- [WHAT IS NEEDED] Locate the word "stroke" in the material, then show every line that holds it.

BEGIN PROVIDED RECORDS

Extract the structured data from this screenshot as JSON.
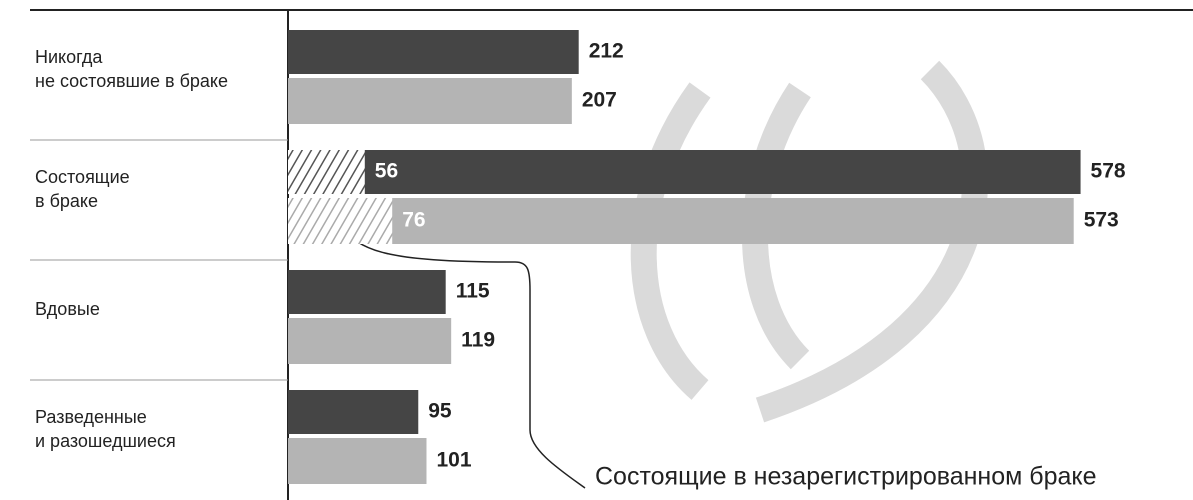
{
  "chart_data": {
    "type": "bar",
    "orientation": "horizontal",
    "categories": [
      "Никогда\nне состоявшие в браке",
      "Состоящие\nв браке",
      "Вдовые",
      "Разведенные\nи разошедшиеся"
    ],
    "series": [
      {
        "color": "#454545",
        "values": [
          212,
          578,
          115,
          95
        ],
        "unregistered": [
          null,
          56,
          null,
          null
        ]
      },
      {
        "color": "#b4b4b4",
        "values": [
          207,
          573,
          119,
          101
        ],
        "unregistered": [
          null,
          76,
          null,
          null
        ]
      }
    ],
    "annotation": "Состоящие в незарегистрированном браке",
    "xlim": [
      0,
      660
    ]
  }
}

END PROVIDED RECORDS
BEGIN PROVIDED RECORDS

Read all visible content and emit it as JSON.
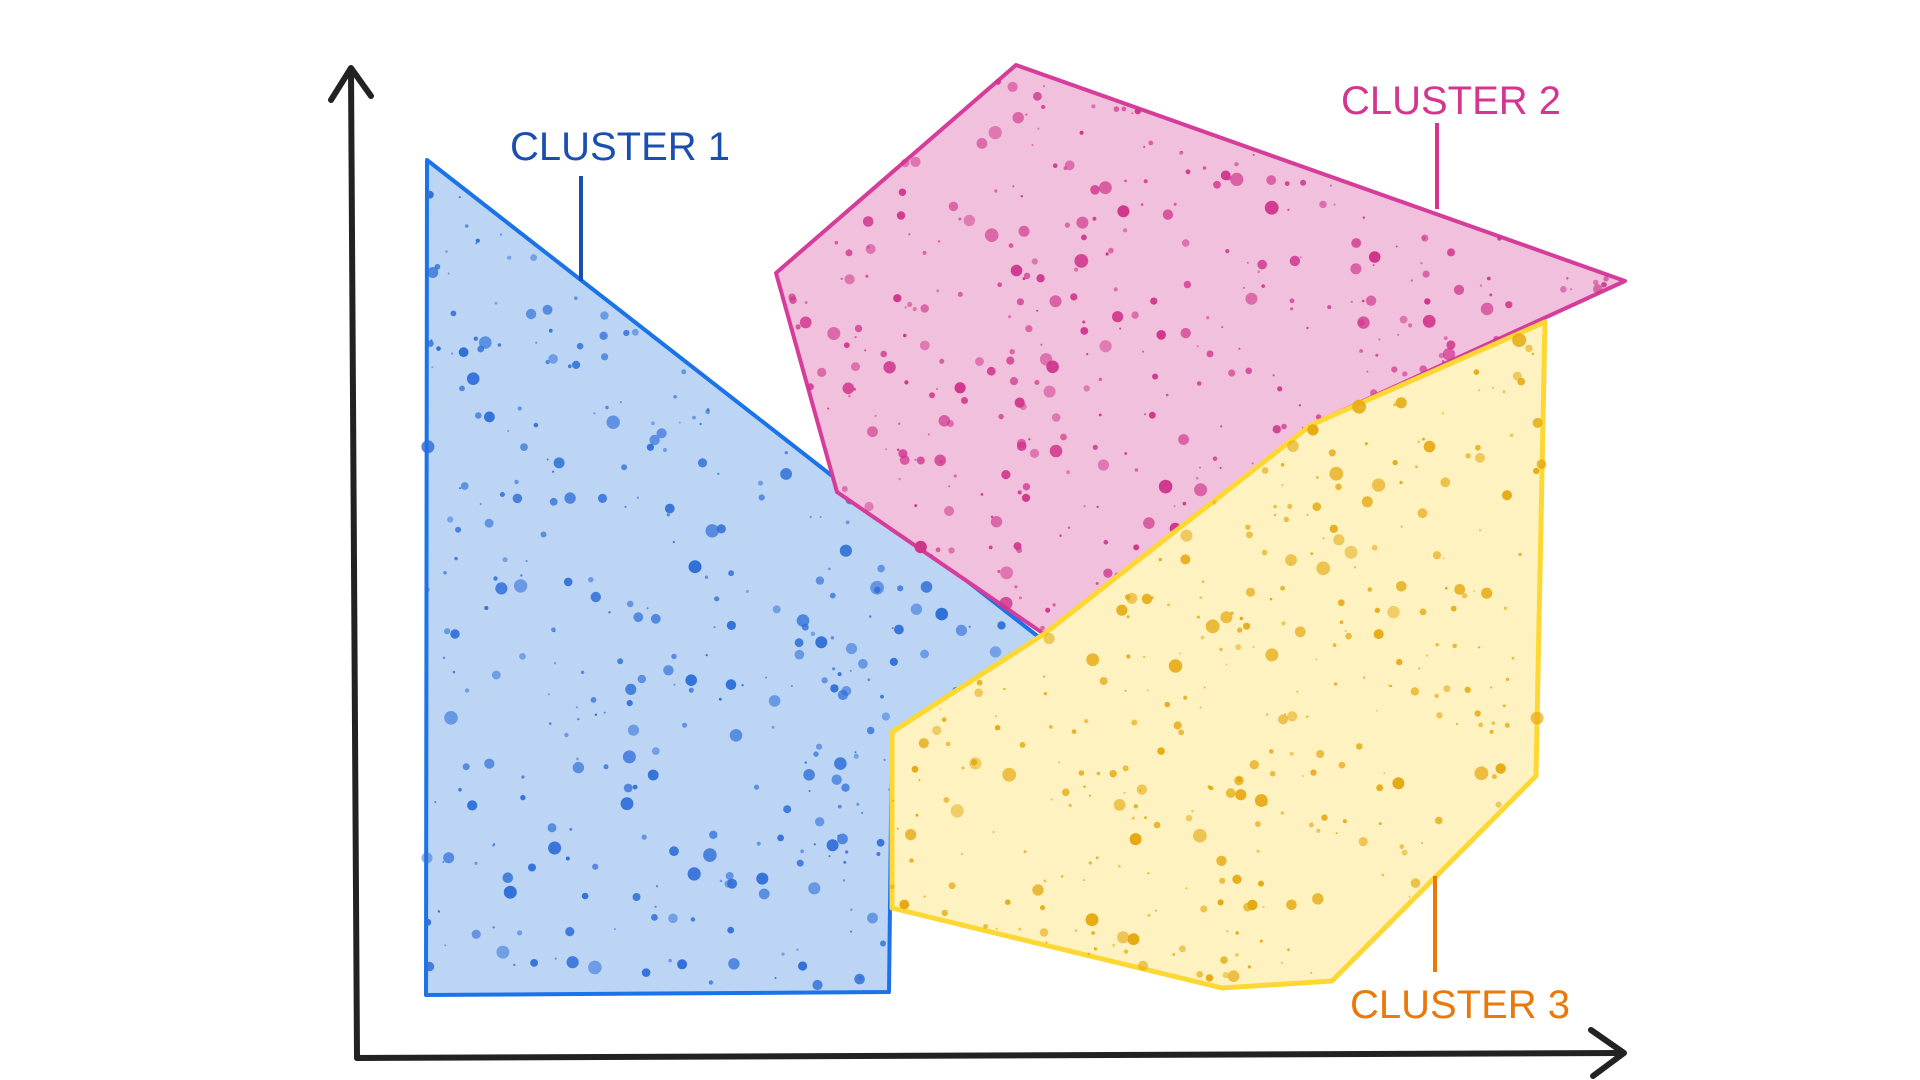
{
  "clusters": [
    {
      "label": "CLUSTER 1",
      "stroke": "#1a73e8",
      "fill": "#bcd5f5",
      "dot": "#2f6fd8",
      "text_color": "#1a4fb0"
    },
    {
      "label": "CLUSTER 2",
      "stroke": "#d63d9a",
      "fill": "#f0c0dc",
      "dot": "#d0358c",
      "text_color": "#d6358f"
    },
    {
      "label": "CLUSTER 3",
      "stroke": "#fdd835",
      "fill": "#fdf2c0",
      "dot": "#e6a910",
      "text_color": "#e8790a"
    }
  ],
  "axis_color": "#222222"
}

END PROVIDED RECORDS
BEGIN PROVIDED RECORDS

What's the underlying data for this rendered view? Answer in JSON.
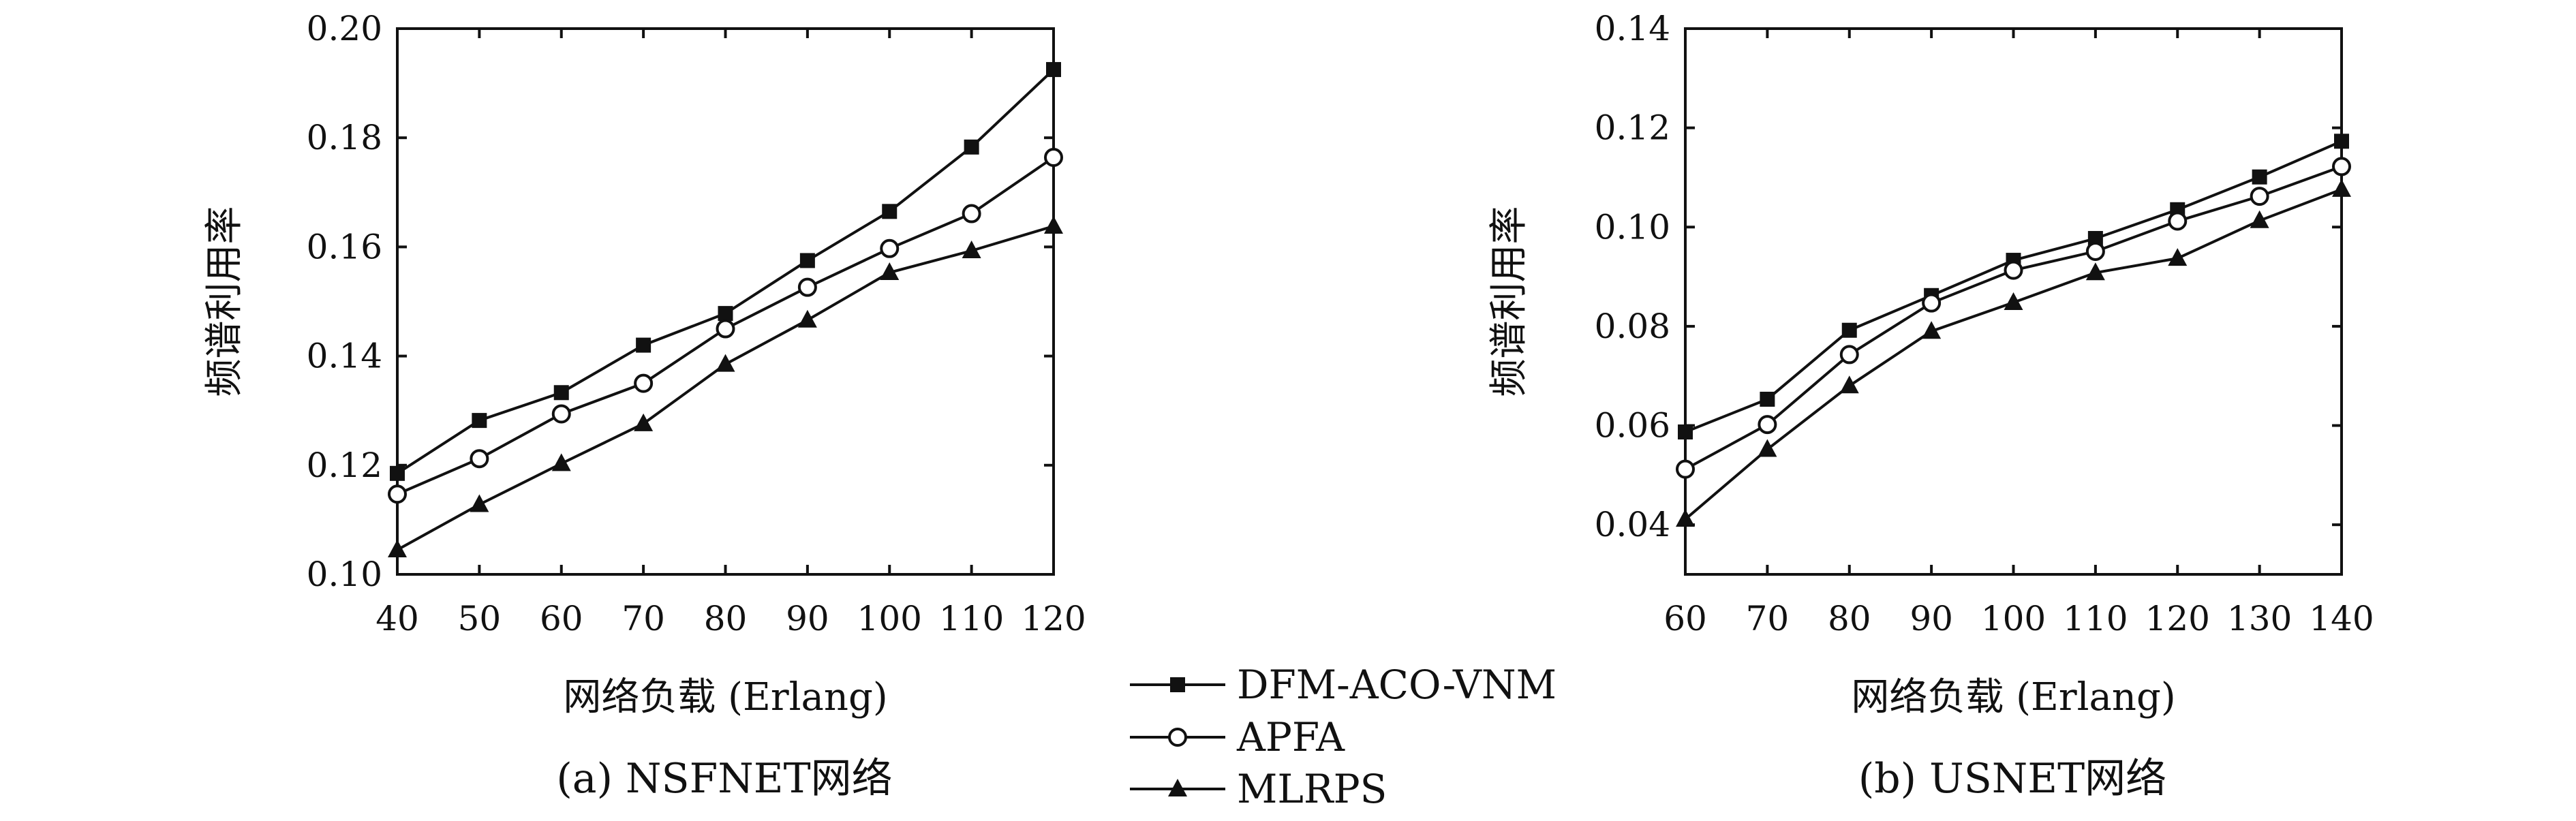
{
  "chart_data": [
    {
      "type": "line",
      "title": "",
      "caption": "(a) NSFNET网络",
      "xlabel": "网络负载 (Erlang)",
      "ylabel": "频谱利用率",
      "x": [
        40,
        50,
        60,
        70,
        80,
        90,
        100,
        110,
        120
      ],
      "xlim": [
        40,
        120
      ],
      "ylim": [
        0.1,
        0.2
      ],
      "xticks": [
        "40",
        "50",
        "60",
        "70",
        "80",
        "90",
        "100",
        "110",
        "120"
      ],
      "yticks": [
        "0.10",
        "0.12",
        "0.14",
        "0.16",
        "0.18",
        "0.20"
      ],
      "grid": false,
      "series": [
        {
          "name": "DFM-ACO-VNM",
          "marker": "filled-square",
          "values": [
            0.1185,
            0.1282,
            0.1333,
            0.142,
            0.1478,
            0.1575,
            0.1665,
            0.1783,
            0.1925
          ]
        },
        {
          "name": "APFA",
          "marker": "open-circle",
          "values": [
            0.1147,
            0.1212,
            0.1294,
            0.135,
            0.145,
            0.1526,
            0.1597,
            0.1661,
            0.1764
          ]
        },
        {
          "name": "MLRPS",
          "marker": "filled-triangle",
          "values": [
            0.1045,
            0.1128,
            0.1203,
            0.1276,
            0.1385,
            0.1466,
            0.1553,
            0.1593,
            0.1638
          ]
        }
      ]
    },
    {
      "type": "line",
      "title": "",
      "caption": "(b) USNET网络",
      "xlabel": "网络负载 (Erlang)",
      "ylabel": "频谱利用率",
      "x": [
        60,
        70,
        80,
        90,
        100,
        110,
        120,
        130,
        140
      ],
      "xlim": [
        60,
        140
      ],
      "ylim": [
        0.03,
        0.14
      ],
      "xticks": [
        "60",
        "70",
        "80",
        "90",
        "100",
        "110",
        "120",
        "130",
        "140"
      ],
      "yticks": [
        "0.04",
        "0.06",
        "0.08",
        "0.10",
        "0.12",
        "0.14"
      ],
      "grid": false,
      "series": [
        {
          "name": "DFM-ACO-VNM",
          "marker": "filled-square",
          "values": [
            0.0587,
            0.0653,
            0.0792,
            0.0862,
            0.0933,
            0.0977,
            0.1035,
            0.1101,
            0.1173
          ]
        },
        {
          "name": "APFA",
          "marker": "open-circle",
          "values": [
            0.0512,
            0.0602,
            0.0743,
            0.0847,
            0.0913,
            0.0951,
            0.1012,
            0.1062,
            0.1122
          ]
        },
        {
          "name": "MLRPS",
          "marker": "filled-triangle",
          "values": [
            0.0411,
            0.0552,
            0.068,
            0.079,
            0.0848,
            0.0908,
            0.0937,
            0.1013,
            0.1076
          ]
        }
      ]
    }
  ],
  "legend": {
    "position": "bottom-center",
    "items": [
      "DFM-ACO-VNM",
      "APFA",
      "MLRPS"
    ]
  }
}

END PROVIDED RECORDS

- [EXERCISE ANSWER]
      "stroke": "#1a73e8",
      "stroke": "#d63d9a",
      "stroke": "#fdd835",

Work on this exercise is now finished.